## Given instruction:
In the records below, pick out all lines containing the word "وقيل".
>>
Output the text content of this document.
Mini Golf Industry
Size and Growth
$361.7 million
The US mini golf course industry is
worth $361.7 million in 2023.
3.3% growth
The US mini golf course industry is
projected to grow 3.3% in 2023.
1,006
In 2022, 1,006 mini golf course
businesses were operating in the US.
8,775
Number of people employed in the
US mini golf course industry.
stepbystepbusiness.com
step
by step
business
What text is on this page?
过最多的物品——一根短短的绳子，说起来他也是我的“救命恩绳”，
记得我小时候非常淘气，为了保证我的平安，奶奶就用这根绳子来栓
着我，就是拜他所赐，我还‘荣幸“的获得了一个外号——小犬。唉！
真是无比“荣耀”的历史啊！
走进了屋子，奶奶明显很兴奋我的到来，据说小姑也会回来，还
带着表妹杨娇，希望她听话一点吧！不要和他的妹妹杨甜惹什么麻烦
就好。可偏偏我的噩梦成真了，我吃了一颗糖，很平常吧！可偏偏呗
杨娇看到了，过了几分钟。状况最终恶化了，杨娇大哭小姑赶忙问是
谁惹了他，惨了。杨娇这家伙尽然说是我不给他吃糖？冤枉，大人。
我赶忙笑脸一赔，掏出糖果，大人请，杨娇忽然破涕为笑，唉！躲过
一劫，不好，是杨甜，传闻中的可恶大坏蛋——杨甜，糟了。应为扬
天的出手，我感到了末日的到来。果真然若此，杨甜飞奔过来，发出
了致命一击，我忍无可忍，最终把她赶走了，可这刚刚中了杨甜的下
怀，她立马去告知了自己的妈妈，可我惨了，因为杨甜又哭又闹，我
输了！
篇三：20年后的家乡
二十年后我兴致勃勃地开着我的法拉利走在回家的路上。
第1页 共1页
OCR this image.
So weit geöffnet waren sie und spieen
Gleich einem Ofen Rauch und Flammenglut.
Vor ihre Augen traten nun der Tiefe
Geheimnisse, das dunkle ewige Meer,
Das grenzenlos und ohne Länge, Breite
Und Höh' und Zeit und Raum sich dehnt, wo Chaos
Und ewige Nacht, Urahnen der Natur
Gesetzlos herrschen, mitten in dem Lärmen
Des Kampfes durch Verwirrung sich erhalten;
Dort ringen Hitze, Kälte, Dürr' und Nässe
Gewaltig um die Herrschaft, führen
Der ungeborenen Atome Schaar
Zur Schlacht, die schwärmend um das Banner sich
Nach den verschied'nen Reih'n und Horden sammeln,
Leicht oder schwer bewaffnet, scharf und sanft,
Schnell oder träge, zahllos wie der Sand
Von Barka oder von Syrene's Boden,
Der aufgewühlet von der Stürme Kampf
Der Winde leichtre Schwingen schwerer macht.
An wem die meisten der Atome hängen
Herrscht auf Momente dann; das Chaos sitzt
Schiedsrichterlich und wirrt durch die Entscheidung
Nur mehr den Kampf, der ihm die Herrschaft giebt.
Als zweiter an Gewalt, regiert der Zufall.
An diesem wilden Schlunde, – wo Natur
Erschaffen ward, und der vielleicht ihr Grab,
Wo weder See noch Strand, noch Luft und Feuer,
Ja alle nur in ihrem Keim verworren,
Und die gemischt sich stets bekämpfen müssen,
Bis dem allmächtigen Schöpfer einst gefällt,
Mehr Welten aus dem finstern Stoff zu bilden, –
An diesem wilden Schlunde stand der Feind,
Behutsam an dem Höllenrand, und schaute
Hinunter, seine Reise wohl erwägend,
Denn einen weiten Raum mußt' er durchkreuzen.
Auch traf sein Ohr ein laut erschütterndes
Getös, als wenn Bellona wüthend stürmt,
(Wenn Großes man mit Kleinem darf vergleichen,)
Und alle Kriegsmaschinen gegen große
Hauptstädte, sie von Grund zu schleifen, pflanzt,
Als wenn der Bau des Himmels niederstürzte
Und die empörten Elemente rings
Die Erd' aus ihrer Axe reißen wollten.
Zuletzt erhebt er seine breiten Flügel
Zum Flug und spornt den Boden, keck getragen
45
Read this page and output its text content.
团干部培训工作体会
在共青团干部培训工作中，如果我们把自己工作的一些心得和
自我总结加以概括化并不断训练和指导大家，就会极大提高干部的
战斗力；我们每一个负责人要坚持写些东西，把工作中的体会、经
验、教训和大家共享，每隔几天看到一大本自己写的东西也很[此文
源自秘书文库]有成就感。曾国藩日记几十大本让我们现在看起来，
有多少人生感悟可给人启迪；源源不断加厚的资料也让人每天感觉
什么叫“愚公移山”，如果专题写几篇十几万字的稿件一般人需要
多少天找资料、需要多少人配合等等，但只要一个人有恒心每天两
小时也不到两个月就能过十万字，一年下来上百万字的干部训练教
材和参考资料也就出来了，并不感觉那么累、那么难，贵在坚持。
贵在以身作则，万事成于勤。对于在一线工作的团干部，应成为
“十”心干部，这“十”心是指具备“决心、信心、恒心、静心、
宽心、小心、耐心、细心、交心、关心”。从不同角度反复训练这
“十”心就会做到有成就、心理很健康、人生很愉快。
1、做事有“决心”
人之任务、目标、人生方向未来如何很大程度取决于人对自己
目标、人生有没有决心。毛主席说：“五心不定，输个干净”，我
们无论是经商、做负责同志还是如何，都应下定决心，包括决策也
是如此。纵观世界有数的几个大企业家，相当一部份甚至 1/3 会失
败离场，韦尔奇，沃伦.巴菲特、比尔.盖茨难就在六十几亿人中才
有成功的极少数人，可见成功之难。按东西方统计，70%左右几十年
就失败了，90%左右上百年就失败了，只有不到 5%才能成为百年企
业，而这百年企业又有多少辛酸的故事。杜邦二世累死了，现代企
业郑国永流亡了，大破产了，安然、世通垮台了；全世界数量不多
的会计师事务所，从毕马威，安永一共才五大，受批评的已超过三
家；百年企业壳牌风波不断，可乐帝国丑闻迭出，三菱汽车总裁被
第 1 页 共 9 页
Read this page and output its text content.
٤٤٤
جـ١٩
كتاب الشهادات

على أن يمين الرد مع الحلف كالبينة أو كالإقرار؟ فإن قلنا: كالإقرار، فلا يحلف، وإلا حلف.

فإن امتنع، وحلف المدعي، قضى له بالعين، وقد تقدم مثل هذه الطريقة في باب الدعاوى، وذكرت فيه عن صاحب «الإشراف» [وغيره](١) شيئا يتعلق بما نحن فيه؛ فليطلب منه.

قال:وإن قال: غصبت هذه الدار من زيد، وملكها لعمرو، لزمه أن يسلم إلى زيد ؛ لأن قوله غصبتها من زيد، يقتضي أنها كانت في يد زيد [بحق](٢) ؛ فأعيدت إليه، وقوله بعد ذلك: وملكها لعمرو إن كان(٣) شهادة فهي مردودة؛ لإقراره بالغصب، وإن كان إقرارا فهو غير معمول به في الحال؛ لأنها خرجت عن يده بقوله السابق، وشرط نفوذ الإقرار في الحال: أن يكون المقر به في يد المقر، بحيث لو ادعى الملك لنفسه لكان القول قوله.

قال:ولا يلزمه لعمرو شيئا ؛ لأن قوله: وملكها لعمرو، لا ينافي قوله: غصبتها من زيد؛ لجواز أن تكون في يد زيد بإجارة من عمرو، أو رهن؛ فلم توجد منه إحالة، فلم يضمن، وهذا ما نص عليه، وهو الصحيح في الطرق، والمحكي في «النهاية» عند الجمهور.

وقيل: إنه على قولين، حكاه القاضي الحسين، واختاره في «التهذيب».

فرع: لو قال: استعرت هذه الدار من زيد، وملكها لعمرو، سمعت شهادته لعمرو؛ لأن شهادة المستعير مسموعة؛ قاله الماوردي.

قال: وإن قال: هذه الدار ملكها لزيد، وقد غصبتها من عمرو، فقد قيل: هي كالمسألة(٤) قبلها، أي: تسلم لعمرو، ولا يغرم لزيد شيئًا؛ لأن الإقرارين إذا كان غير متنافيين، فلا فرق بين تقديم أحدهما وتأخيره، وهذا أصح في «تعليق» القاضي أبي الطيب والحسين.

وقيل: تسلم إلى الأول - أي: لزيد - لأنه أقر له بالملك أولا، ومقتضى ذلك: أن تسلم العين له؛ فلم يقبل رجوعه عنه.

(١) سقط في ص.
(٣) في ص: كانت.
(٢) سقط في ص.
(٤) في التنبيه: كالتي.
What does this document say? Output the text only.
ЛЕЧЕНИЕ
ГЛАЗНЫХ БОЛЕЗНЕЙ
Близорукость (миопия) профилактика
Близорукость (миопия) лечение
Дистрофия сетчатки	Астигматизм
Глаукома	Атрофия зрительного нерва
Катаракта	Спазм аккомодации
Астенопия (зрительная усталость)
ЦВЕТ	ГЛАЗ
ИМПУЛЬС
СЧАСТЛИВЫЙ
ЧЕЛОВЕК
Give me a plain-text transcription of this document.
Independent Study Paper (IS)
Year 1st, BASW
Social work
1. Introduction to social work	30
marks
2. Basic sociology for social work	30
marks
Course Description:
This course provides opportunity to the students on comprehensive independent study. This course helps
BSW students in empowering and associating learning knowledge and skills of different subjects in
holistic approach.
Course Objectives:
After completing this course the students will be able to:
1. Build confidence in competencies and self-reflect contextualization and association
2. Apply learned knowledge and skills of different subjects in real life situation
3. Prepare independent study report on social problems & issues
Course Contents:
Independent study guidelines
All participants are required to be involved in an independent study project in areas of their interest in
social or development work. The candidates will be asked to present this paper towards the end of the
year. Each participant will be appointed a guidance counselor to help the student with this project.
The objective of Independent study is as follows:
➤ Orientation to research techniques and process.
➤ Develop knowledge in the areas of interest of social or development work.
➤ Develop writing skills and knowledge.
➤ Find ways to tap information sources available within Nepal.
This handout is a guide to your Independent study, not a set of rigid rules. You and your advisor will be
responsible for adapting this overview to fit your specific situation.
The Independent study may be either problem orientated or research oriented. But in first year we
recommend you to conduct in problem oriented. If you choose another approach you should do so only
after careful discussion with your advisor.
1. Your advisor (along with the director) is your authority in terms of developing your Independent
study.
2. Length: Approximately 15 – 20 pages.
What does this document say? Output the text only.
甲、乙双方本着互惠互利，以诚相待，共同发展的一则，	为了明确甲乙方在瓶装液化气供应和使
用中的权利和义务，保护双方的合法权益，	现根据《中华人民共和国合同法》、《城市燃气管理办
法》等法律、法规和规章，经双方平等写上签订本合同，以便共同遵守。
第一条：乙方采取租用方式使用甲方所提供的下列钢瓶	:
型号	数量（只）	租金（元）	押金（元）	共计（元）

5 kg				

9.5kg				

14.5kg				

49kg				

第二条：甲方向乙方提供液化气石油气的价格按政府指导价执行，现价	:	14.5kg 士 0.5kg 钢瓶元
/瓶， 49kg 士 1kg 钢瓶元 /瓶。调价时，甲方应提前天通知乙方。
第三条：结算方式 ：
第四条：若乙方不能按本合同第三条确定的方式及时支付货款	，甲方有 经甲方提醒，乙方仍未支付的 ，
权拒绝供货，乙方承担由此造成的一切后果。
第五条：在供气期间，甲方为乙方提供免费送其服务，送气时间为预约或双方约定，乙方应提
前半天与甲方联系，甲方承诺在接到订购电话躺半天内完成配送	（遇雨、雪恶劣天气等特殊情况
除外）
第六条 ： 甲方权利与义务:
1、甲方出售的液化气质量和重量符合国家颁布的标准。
<<
## Solution to the exercise:
وقيل: إنه على قولين، حكاه القاضي الحسين، واختاره في «التهذيب».
وقيل: تسلم إلى الأول - أي: لزيد - لأنه أقر له بالملك أولا، ومقتضى ذلك: أن تسلم العين له؛ فلم يقبل رجوعه عنه.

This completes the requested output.